### RECORDS FOR THE TASK

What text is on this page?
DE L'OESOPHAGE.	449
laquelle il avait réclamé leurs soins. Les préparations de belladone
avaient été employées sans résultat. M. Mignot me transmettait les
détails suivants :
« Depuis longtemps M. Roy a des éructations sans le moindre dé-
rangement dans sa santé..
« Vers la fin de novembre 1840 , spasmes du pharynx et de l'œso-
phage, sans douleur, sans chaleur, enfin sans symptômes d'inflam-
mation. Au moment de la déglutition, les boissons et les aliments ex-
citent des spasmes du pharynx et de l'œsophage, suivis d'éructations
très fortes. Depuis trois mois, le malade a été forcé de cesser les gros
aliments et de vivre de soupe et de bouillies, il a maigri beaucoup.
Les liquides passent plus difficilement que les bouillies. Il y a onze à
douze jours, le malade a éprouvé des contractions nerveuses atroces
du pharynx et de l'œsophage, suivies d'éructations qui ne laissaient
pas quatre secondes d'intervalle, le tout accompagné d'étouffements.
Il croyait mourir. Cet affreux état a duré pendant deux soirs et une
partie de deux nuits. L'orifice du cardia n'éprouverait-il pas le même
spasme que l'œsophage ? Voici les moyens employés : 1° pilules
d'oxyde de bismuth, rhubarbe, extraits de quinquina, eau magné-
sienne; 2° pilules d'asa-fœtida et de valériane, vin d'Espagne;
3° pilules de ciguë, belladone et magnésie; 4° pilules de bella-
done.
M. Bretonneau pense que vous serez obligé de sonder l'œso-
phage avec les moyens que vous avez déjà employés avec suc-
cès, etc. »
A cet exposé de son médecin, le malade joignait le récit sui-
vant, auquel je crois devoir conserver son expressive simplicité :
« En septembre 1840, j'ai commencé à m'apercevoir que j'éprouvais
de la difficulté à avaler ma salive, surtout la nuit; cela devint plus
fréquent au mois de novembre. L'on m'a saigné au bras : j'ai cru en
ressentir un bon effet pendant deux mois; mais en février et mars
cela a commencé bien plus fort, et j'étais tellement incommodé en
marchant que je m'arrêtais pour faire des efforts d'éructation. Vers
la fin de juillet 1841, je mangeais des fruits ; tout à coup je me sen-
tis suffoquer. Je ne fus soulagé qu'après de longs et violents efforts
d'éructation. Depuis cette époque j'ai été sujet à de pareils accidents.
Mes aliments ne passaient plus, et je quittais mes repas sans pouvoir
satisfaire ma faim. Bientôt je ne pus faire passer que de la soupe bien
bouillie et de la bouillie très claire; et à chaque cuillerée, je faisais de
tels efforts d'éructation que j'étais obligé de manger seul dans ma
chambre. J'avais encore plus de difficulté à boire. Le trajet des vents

######

Every record above should be output exactly.

ANSWER TO THIS EXERCISE:
What text is on this page?
DE L'OESOPHAGE.	449
laquelle il avait réclamé leurs soins. Les préparations de belladone
avaient été employées sans résultat. M. Mignot me transmettait les
détails suivants :
« Depuis longtemps M. Roy a des éructations sans le moindre dé-
rangement dans sa santé..
« Vers la fin de novembre 1840 , spasmes du pharynx et de l'œso-
phage, sans douleur, sans chaleur, enfin sans symptômes d'inflam-
mation. Au moment de la déglutition, les boissons et les aliments ex-
citent des spasmes du pharynx et de l'œsophage, suivis d'éructations
très fortes. Depuis trois mois, le malade a été forcé de cesser les gros
aliments et de vivre de soupe et de bouillies, il a maigri beaucoup.
Les liquides passent plus difficilement que les bouillies. Il y a onze à
douze jours, le malade a éprouvé des contractions nerveuses atroces
du pharynx et de l'œsophage, suivies d'éructations qui ne laissaient
pas quatre secondes d'intervalle, le tout accompagné d'étouffements.
Il croyait mourir. Cet affreux état a duré pendant deux soirs et une
partie de deux nuits. L'orifice du cardia n'éprouverait-il pas le même
spasme que l'œsophage ? Voici les moyens employés : 1° pilules
d'oxyde de bismuth, rhubarbe, extraits de quinquina, eau magné-
sienne; 2° pilules d'asa-fœtida et de valériane, vin d'Espagne;
3° pilules de ciguë, belladone et magnésie; 4° pilules de bella-
done.
M. Bretonneau pense que vous serez obligé de sonder l'œso-
phage avec les moyens que vous avez déjà employés avec suc-
cès, etc. »
A cet exposé de son médecin, le malade joignait le récit sui-
vant, auquel je crois devoir conserver son expressive simplicité :
« En septembre 1840, j'ai commencé à m'apercevoir que j'éprouvais
de la difficulté à avaler ma salive, surtout la nuit; cela devint plus
fréquent au mois de novembre. L'on m'a saigné au bras : j'ai cru en
ressentir un bon effet pendant deux mois; mais en février et mars
cela a commencé bien plus fort, et j'étais tellement incommodé en
marchant que je m'arrêtais pour faire des efforts d'éructation. Vers
la fin de juillet 1841, je mangeais des fruits ; tout à coup je me sen-
tis suffoquer. Je ne fus soulagé qu'après de longs et violents efforts
d'éructation. Depuis cette époque j'ai été sujet à de pareils accidents.
Mes aliments ne passaient plus, et je quittais mes repas sans pouvoir
satisfaire ma faim. Bientôt je ne pus faire passer que de la soupe bien
bouillie et de la bouillie très claire; et à chaque cuillerée, je faisais de
tels efforts d'éructation que j'étais obligé de manger seul dans ma
chambre. J'avais encore plus de difficulté à boire. Le trajet des vents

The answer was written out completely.